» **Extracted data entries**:
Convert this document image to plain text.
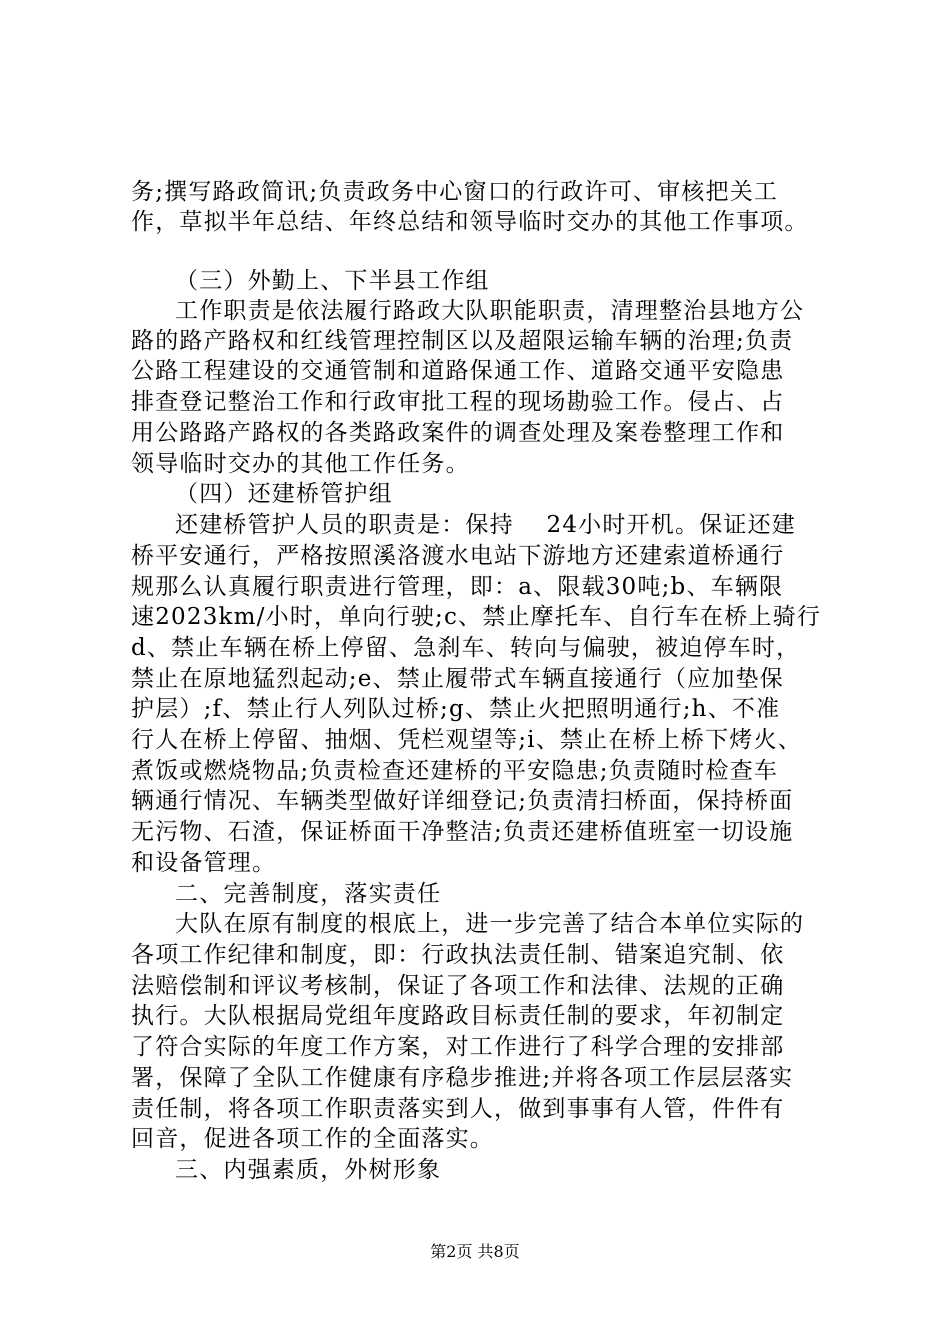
务;撰写路政简讯;负责政务中心窗口的行政许可、审核把关工
作，草拟半年总结、年终总结和领导临时交办的其他工作事项。
（三）外勤上、下半县工作组
工作职责是依法履行路政大队职能职责，清理整治县地方公
路的路产路权和红线管理控制区以及超限运输车辆的治理;负责
公路工程建设的交通管制和道路保通工作、道路交通平安隐患
排查登记整治工作和行政审批工程的现场勘验工作。侵占、占
用公路路产路权的各类路政案件的调查处理及案卷整理工作和
领导临时交办的其他工作任务。
（四）还建桥管护组
还建桥管护人员的职责是：保持　 24小时开机。保证还建
桥平安通行，严格按照溪洛渡水电站下游地方还建索道桥通行
规那么认真履行职责进行管理，即：a、限载30吨;b、车辆限
速2023km/小时，单向行驶;c、禁止摩托车、自行车在桥上骑行
d、禁止车辆在桥上停留、急刹车、转向与偏驶，被迫停车时，
禁止在原地猛烈起动;e、禁止履带式车辆直接通行（应加垫保
护层）;f、禁止行人列队过桥;g、禁止火把照明通行;h、不准
行人在桥上停留、抽烟、凭栏观望等;i、禁止在桥上桥下烤火、
煮饭或燃烧物品;负责检查还建桥的平安隐患;负责随时检查车
辆通行情况、车辆类型做好详细登记;负责清扫桥面，保持桥面
无污物、石渣，保证桥面干净整洁;负责还建桥值班室一切设施
和设备管理。
二、完善制度，落实责任
大队在原有制度的根底上，进一步完善了结合本单位实际的
各项工作纪律和制度，即：行政执法责任制、错案追究制、依
法赔偿制和评议考核制，保证了各项工作和法律、法规的正确
执行。大队根据局党组年度路政目标责任制的要求，年初制定
了符合实际的年度工作方案，对工作进行了科学合理的安排部
署，保障了全队工作健康有序稳步推进;并将各项工作层层落实
责任制，将各项工作职责落实到人，做到事事有人管，件件有
回音，促进各项工作的全面落实。
三、内强素质，外树形象
第2页 共8页
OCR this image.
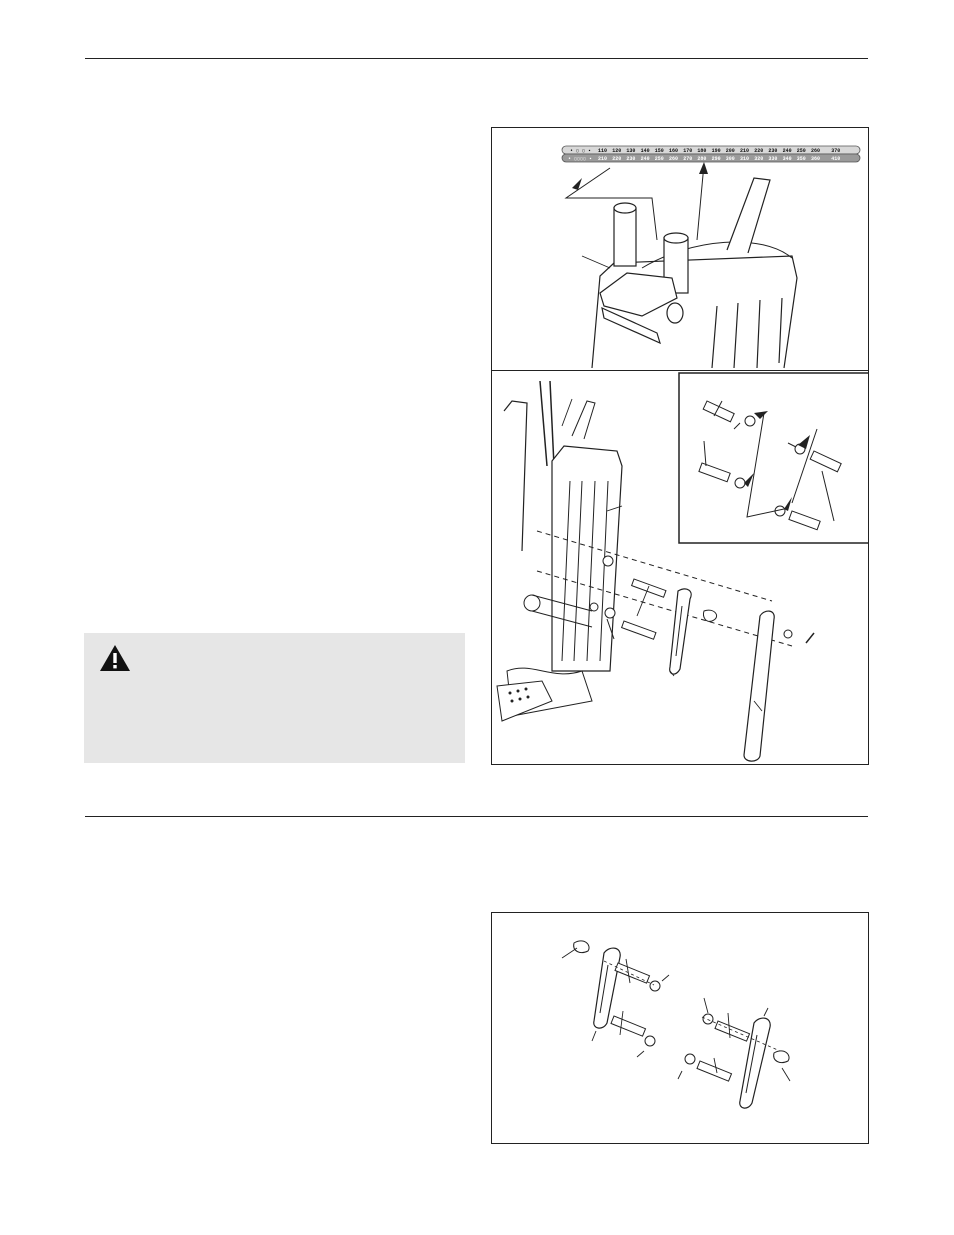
• ▯ ▯ ▪
• ▯▯▯▯ ▪
110 120 130 140 150 160 170 180 190 200 210 220 230 240 250 260 370
210 220 230 240 250 260 270 280 290 300 310 320 330 340 350 360 410
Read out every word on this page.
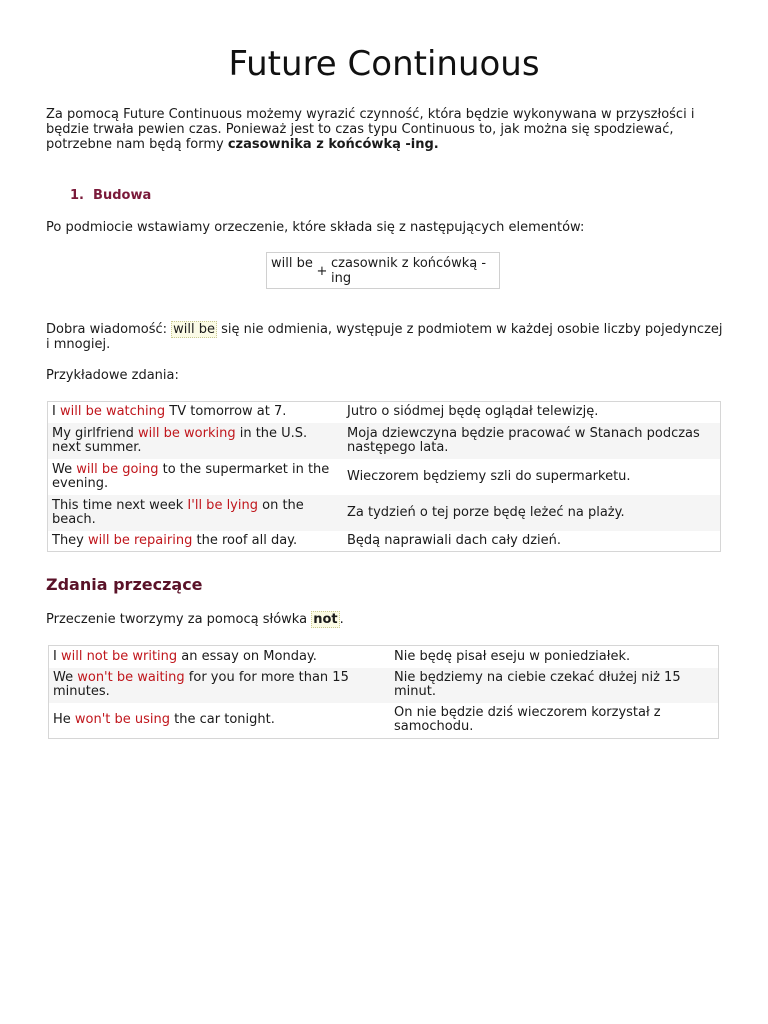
Future Continuous

Za pomocą Future Continuous możemy wyrazić czynność, która będzie wykonywana w przyszłości i będzie trwała pewien czas. Ponieważ jest to czas typu Continuous to, jak można się spodziewać, potrzebne nam będą formy czasownika z końcówką -ing.

1. Budowa

Po podmiocie wstawiamy orzeczenie, które składa się z następujących elementów:

will be
+
czasownik z końcówką -ing

Dobra wiadomość: will be się nie odmienia, występuje z podmiotem w każdej osobie liczby pojedynczej i mnogiej.

Przykładowe zdania:

I will be watching TV tomorrow at 7.	Jutro o siódmej będę oglądał telewizję.
My girlfriend will be working in the U.S. next summer.	Moja dziewczyna będzie pracować w Stanach podczas następego lata.
We will be going to the supermarket in the evening.	Wieczorem będziemy szli do supermarketu.
This time next week I'll be lying on the beach.	Za tydzień o tej porze będę leżeć na plaży.
They will be repairing the roof all day.	Będą naprawiali dach cały dzień.
Zdania przeczące

Przeczenie tworzymy za pomocą słówka not .

I will not be writing an essay on Monday.	Nie będę pisał eseju w poniedziałek.
We won't be waiting for you for more than 15 minutes.	Nie będziemy na ciebie czekać dłużej niż 15 minut.
He won't be using the car tonight.	On nie będzie dziś wieczorem korzystał z samochodu.
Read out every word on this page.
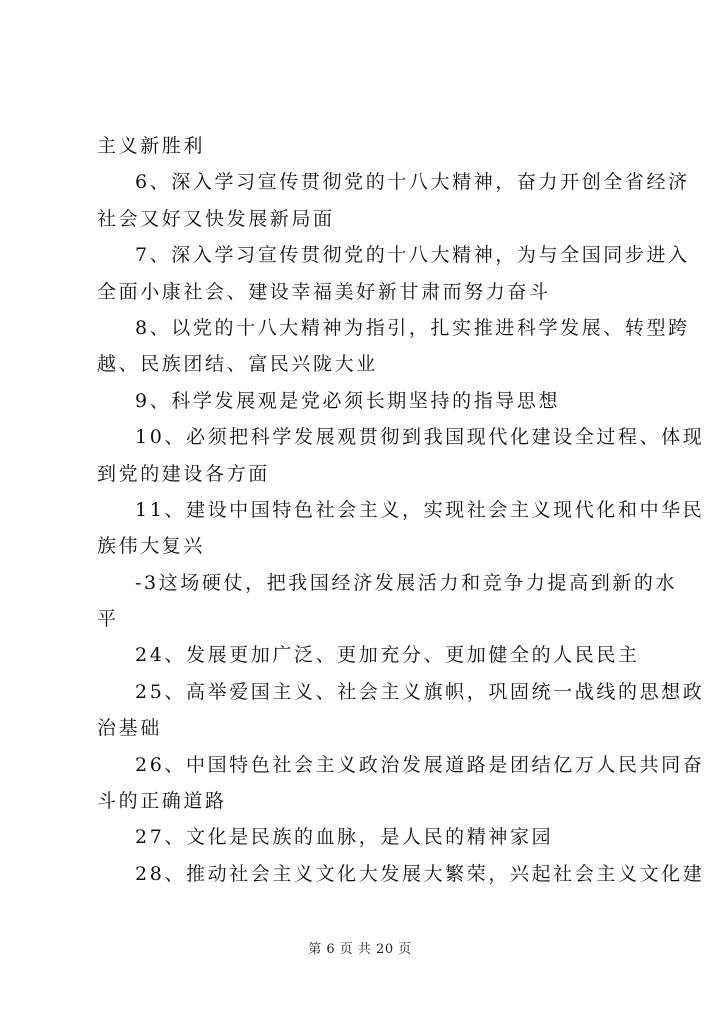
主义新胜利
6、深入学习宣传贯彻党的十八大精神，奋力开创全省经济
社会又好又快发展新局面
7、深入学习宣传贯彻党的十八大精神，为与全国同步进入
全面小康社会、建设幸福美好新甘肃而努力奋斗
8、以党的十八大精神为指引，扎实推进科学发展、转型跨
越、民族团结、富民兴陇大业
9、科学发展观是党必须长期坚持的指导思想
10、必须把科学发展观贯彻到我国现代化建设全过程、体现
到党的建设各方面
11、建设中国特色社会主义，实现社会主义现代化和中华民
族伟大复兴
-3这场硬仗，把我国经济发展活力和竞争力提高到新的水
平
24、发展更加广泛、更加充分、更加健全的人民民主
25、高举爱国主义、社会主义旗帜，巩固统一战线的思想政
治基础
26、中国特色社会主义政治发展道路是团结亿万人民共同奋
斗的正确道路
27、文化是民族的血脉，是人民的精神家园
28、推动社会主义文化大发展大繁荣，兴起社会主义文化建
第 6 页 共 20 页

» **EXERCISE DESCRIPTION**:
Count every line in the preceding entries where the string "końcówką" appears, then state only the total.

» **THE SOLUTION**:
2